◆ WHAT IS REQUIRED
How many lines of the records below contain the word "згідно"? Answer with the number alone.

◆ LISTED RECORDS

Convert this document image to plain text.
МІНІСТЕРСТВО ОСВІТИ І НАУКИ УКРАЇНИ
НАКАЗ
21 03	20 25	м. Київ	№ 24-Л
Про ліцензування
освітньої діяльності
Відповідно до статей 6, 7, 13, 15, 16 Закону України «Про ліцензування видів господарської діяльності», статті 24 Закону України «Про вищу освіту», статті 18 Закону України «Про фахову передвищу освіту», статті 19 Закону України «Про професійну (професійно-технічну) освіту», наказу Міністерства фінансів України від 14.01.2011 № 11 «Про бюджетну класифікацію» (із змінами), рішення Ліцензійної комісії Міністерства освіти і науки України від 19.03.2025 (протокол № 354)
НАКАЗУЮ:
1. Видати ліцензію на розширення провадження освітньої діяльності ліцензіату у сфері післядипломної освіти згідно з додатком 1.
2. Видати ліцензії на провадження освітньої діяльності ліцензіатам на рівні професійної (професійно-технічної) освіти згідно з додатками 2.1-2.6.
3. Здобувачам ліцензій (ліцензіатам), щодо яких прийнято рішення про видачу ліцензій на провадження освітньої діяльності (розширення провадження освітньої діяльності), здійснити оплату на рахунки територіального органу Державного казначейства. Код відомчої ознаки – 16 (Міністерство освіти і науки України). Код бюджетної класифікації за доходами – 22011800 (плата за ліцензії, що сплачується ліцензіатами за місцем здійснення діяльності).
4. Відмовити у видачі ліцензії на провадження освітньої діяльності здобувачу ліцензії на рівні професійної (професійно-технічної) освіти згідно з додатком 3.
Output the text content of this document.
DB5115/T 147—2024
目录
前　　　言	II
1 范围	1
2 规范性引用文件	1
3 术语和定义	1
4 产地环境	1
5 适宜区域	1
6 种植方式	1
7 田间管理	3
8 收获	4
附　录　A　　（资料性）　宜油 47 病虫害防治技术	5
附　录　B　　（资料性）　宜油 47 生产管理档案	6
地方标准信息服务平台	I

◆ TASK OUTPUT
3